_DESCRIPTION OF THE TASK_: Every line from the line containing "Give me the" through the final line below is to be repeated exactly; no other line is.

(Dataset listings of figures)

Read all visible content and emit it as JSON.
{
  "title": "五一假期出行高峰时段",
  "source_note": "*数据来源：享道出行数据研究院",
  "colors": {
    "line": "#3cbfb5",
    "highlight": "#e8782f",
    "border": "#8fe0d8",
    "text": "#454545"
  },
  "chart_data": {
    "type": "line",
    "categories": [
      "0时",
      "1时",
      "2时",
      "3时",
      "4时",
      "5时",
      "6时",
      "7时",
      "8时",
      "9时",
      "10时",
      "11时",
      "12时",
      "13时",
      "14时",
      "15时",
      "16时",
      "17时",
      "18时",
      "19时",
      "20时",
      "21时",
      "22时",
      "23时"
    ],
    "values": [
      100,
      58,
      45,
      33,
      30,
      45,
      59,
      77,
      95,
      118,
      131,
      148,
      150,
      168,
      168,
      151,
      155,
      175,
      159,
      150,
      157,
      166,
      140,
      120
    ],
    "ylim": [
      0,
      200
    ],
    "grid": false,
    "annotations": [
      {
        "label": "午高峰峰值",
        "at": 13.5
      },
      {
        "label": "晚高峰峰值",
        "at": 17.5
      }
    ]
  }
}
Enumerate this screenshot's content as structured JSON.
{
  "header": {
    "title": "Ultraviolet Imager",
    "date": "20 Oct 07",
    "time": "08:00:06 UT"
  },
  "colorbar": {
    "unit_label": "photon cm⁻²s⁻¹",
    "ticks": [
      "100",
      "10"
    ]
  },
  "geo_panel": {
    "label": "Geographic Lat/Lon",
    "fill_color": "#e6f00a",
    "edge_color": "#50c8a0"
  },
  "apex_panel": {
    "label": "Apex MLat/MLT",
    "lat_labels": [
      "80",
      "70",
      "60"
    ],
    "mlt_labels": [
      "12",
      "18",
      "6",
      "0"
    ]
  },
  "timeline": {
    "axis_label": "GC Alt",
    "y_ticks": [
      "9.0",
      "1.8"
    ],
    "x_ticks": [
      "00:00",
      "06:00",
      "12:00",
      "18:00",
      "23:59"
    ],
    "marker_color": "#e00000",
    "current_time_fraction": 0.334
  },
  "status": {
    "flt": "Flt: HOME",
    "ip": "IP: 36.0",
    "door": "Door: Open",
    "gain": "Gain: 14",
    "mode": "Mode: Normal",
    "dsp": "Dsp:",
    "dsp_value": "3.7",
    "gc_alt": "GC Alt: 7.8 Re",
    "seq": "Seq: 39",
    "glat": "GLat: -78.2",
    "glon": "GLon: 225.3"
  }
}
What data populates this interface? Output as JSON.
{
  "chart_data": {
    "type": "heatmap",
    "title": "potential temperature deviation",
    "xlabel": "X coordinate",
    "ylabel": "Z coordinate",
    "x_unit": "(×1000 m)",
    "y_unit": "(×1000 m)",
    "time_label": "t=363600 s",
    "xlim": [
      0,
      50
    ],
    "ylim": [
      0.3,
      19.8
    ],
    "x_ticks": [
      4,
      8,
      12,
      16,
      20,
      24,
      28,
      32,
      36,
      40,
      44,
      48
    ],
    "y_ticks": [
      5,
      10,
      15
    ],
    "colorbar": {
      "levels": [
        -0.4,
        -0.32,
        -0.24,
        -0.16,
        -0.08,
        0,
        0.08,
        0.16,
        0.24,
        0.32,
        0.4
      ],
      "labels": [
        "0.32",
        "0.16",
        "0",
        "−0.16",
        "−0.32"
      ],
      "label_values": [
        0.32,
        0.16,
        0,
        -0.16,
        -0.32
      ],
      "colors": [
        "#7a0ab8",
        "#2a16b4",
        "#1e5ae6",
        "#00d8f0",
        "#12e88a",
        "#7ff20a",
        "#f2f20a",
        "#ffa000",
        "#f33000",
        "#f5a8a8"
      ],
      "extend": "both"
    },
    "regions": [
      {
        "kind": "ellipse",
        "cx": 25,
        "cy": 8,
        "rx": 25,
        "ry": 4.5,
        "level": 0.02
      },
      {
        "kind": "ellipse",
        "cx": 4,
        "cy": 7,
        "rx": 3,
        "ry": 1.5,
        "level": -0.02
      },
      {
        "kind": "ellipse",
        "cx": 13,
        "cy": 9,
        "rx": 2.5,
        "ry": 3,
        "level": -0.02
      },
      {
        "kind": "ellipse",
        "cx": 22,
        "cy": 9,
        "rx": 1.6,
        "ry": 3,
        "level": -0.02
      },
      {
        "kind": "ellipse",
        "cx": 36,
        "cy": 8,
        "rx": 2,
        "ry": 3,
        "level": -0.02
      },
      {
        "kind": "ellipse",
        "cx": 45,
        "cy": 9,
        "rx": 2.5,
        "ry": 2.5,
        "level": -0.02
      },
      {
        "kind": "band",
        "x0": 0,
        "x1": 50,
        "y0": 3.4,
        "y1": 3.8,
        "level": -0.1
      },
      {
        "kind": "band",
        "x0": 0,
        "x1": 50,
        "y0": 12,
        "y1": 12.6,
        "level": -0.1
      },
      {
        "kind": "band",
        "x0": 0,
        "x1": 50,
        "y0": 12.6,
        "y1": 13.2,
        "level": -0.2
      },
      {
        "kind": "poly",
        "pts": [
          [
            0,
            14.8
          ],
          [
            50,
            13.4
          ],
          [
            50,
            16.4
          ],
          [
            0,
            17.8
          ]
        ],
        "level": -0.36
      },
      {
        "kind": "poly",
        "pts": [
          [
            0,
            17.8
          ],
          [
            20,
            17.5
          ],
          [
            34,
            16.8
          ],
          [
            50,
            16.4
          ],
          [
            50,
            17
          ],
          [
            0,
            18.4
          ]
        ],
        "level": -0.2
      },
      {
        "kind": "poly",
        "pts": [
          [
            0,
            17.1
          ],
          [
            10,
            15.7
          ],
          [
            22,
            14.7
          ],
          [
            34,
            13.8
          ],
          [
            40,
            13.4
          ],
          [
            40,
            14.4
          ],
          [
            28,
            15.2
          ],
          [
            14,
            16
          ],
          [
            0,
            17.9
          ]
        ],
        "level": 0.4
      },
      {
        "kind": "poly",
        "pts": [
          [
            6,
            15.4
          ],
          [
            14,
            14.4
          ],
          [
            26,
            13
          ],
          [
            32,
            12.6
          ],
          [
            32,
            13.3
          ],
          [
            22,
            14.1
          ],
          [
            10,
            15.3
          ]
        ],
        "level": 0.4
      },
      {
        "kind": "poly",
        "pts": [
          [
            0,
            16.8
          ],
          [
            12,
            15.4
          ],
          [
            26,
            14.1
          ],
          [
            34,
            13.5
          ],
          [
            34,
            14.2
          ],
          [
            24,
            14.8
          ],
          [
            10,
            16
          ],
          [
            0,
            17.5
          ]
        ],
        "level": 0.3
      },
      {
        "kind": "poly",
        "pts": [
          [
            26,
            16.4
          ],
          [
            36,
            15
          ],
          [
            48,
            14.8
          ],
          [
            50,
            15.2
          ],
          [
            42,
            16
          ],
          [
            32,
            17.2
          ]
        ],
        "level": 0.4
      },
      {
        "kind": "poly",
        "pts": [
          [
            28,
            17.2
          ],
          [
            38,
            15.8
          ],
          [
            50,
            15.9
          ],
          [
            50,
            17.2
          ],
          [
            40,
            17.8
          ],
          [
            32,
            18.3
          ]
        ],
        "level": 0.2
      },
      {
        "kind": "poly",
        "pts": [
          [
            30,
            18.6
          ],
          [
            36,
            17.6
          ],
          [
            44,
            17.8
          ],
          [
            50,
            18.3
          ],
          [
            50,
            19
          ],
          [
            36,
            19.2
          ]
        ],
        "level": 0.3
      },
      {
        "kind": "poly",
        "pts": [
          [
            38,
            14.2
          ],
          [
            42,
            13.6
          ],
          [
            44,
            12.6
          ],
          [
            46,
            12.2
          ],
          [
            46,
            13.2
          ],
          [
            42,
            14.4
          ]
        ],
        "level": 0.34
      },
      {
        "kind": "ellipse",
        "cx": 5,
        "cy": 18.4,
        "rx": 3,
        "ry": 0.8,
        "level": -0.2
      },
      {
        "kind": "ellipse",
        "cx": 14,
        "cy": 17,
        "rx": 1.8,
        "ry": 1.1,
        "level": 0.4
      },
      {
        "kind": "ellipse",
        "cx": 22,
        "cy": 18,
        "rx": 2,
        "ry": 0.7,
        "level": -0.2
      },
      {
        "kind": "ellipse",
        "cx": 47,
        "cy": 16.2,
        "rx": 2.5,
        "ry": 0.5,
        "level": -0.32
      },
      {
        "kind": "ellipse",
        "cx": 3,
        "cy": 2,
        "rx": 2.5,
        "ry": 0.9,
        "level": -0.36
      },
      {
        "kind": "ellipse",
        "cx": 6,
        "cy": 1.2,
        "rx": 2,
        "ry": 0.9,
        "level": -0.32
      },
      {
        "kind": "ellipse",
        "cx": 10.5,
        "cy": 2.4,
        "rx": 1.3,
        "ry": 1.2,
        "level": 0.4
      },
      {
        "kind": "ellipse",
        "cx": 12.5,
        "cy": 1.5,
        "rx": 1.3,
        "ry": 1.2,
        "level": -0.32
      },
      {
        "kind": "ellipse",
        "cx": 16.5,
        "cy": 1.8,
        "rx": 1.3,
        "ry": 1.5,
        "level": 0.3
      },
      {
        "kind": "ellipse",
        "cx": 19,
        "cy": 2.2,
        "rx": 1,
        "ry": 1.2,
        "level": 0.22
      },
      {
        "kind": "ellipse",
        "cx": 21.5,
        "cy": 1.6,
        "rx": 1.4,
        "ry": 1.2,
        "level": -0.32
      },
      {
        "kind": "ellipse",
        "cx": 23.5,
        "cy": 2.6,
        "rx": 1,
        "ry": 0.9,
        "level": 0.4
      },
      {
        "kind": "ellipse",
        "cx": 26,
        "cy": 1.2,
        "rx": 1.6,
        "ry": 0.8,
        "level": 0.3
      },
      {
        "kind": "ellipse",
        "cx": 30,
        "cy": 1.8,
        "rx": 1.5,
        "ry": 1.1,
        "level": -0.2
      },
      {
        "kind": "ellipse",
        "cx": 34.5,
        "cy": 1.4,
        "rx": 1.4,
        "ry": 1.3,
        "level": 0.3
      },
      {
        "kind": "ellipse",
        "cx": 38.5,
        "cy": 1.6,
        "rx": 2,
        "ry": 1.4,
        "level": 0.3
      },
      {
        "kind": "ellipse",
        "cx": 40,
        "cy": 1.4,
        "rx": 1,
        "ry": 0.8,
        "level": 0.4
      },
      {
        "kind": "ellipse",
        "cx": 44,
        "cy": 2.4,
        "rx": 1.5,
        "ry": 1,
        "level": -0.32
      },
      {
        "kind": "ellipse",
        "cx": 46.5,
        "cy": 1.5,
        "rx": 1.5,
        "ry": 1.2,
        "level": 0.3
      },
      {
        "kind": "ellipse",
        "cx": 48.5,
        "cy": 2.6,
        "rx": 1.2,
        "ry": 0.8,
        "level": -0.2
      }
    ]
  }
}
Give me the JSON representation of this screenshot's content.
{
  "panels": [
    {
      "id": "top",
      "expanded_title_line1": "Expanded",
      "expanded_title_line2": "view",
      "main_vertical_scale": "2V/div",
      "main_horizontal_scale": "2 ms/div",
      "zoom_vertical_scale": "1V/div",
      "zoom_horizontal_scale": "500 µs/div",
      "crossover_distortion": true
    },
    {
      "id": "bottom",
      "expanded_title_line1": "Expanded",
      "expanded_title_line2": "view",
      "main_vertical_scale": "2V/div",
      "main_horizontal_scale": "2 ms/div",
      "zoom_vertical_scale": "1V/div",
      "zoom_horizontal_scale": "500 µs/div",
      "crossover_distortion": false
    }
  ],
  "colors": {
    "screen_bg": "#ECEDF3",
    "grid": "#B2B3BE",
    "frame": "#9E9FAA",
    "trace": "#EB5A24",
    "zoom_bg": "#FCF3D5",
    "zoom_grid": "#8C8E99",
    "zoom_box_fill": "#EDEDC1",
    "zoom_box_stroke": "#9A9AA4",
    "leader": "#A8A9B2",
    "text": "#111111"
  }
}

_REPLY_:
Give me the JSON representation of this screenshot's content.
{
  "panels": [
    {
      "id": "top",
      "expanded_title_line1": "Expanded",
      "expanded_title_line2": "view",
      "main_vertical_scale": "2V/div",
      "main_horizontal_scale": "2 ms/div",
      "zoom_vertical_scale": "1V/div",
      "zoom_horizontal_scale": "500 µs/div",
      "crossover_distortion": true
    },
    {
      "id": "bottom",
      "expanded_title_line1": "Expanded",
      "expanded_title_line2": "view",
      "main_vertical_scale": "2V/div",
      "main_horizontal_scale": "2 ms/div",
      "zoom_vertical_scale": "1V/div",
      "zoom_horizontal_scale": "500 µs/div",
      "crossover_distortion": false
    }
  ],
  "colors": {
    "screen_bg": "#ECEDF3",
    "grid": "#B2B3BE",
    "frame": "#9E9FAA",
    "trace": "#EB5A24",
    "zoom_bg": "#FCF3D5",
    "zoom_grid": "#8C8E99",
    "zoom_box_fill": "#EDEDC1",
    "zoom_box_stroke": "#9A9AA4",
    "leader": "#A8A9B2",
    "text": "#111111"
  }
}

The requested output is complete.